Data rows.
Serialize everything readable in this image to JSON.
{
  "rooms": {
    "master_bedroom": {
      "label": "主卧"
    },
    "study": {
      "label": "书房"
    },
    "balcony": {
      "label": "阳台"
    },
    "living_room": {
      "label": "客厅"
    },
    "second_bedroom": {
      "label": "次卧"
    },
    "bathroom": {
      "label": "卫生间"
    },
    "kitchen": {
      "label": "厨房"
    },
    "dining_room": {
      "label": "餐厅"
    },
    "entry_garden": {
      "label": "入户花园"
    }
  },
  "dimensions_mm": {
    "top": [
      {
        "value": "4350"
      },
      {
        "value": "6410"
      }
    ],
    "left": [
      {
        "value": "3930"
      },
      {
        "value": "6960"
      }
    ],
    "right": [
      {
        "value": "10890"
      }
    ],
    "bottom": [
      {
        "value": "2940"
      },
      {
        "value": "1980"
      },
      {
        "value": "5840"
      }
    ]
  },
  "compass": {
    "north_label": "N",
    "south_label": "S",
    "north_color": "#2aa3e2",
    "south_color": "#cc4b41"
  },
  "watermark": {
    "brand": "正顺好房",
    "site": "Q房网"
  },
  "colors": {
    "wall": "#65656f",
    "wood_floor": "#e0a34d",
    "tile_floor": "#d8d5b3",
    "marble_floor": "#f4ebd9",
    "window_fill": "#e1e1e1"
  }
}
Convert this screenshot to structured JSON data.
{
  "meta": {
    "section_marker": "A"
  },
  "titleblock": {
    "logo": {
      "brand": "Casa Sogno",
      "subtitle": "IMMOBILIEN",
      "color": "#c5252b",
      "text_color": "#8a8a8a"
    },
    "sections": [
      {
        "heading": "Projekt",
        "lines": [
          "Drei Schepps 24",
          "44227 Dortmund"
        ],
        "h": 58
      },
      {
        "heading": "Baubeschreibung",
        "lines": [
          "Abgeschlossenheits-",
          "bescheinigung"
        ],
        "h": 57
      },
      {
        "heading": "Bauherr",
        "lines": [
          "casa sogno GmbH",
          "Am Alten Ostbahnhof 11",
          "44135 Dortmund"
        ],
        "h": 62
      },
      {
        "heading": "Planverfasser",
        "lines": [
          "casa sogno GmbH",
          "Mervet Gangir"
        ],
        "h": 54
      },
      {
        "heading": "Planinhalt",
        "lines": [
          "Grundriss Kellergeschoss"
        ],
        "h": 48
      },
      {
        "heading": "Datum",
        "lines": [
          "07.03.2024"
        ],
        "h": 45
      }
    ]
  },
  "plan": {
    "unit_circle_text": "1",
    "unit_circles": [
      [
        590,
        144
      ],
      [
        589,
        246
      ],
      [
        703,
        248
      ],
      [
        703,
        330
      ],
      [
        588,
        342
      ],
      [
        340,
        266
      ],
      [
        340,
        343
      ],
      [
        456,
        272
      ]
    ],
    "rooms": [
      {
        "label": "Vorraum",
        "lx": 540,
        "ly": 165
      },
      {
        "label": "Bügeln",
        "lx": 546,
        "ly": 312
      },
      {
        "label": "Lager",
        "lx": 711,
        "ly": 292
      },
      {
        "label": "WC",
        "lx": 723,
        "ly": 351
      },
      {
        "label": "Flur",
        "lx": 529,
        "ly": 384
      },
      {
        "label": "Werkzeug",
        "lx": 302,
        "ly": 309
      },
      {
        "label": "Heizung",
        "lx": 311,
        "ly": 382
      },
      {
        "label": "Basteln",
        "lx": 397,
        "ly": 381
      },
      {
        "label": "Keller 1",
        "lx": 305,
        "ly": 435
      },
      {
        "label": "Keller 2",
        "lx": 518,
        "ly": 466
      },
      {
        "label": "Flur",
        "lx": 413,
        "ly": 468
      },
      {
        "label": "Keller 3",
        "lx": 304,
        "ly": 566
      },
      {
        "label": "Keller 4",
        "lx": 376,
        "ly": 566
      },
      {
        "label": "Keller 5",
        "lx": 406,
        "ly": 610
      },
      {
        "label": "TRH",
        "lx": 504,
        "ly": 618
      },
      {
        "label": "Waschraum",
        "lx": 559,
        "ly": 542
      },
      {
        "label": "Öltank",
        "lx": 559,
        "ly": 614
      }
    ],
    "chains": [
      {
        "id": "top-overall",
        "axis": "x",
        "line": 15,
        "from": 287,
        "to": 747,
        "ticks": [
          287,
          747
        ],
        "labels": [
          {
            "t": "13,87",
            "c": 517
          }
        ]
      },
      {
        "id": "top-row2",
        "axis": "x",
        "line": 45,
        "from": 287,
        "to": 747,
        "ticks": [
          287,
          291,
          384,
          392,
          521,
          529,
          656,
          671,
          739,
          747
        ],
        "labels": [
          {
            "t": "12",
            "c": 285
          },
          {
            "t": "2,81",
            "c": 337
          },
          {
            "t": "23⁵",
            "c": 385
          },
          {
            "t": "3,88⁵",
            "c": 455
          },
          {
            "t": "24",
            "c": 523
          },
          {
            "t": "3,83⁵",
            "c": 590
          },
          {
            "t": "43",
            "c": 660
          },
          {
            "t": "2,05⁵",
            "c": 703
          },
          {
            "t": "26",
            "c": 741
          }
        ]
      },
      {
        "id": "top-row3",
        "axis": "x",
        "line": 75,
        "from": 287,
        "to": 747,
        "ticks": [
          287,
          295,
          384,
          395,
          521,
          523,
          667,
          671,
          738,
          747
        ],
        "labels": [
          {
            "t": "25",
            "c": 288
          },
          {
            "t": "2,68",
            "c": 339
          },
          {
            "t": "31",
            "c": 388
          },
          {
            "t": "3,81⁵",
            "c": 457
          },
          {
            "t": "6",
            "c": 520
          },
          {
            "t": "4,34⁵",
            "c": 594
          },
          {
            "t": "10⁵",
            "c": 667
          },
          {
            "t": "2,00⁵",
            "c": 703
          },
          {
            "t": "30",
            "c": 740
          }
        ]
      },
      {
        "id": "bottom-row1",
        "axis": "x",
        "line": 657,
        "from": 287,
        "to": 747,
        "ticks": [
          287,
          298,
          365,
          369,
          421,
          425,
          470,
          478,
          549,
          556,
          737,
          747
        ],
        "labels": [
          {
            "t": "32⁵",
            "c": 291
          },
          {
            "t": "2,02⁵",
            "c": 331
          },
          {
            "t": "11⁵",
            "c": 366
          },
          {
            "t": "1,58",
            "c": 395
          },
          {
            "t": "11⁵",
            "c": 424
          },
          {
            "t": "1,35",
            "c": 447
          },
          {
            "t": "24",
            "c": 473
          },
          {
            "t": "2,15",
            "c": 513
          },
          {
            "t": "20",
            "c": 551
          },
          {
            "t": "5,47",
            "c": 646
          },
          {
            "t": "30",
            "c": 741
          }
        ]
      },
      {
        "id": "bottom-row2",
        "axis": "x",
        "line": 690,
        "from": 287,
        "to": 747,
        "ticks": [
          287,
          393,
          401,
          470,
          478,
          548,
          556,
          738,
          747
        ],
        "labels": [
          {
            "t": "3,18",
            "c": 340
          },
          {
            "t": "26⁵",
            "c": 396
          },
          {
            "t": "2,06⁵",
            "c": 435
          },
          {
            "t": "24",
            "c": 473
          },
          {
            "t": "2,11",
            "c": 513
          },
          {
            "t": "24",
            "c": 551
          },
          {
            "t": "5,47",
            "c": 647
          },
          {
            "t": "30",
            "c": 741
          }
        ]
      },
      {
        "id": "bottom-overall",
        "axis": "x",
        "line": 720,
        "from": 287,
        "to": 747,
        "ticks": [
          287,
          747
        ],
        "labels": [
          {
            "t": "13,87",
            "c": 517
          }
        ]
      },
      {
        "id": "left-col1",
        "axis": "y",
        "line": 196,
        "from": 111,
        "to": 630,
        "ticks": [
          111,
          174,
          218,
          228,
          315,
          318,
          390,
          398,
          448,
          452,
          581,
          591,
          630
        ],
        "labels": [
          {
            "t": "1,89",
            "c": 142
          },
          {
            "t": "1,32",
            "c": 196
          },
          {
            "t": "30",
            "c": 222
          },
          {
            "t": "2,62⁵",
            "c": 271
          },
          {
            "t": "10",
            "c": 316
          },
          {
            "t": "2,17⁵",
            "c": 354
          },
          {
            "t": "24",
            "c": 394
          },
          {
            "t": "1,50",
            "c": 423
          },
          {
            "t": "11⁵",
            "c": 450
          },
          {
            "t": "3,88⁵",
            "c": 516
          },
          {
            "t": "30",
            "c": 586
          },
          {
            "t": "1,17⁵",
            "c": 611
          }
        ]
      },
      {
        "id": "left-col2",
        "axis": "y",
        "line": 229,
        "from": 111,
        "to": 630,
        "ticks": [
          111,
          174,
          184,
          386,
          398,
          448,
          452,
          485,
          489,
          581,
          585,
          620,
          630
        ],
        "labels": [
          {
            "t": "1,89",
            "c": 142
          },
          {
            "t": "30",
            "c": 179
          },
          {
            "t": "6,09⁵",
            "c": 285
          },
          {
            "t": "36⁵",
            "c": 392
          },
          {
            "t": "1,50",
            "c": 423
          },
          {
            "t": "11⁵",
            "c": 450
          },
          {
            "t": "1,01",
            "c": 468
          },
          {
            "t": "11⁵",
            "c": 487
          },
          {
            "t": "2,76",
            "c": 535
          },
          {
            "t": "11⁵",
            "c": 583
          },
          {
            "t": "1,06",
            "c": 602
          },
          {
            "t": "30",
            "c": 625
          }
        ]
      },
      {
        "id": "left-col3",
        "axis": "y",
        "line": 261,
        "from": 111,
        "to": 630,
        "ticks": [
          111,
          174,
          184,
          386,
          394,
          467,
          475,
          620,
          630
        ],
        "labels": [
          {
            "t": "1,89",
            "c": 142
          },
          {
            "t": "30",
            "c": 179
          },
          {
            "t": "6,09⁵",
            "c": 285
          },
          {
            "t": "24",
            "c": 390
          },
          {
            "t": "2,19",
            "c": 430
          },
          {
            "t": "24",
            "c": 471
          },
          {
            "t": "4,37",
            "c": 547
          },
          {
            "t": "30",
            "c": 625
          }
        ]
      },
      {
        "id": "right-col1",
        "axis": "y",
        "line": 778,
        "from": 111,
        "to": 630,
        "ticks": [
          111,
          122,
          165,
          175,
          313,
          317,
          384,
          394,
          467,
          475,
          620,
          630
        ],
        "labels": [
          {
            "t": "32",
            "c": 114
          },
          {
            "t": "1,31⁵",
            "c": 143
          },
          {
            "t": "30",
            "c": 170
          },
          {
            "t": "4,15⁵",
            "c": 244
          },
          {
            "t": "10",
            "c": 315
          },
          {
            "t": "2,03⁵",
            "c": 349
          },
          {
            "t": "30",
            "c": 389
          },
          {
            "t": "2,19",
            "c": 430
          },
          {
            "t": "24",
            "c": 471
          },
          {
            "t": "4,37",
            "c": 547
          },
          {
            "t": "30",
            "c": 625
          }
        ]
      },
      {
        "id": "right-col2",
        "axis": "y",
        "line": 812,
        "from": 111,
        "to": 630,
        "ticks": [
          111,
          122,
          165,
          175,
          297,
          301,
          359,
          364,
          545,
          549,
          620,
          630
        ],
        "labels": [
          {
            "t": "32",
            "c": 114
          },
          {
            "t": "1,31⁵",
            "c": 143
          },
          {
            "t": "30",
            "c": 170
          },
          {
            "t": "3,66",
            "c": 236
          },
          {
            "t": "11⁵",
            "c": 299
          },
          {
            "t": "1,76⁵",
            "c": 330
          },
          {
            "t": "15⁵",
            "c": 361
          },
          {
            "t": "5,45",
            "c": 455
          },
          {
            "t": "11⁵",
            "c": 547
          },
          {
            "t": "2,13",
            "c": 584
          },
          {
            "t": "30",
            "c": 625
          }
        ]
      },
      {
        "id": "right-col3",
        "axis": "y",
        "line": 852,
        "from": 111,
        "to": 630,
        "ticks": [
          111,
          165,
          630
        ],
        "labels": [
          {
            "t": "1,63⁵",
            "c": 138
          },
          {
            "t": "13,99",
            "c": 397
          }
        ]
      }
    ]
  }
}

Goal.
Find the word "JSON" in the entries, and copy every line it shows up in.

Output for this exercise.
Serialize everything readable in this image to JSON.
Convert this screenshot to structured JSON data.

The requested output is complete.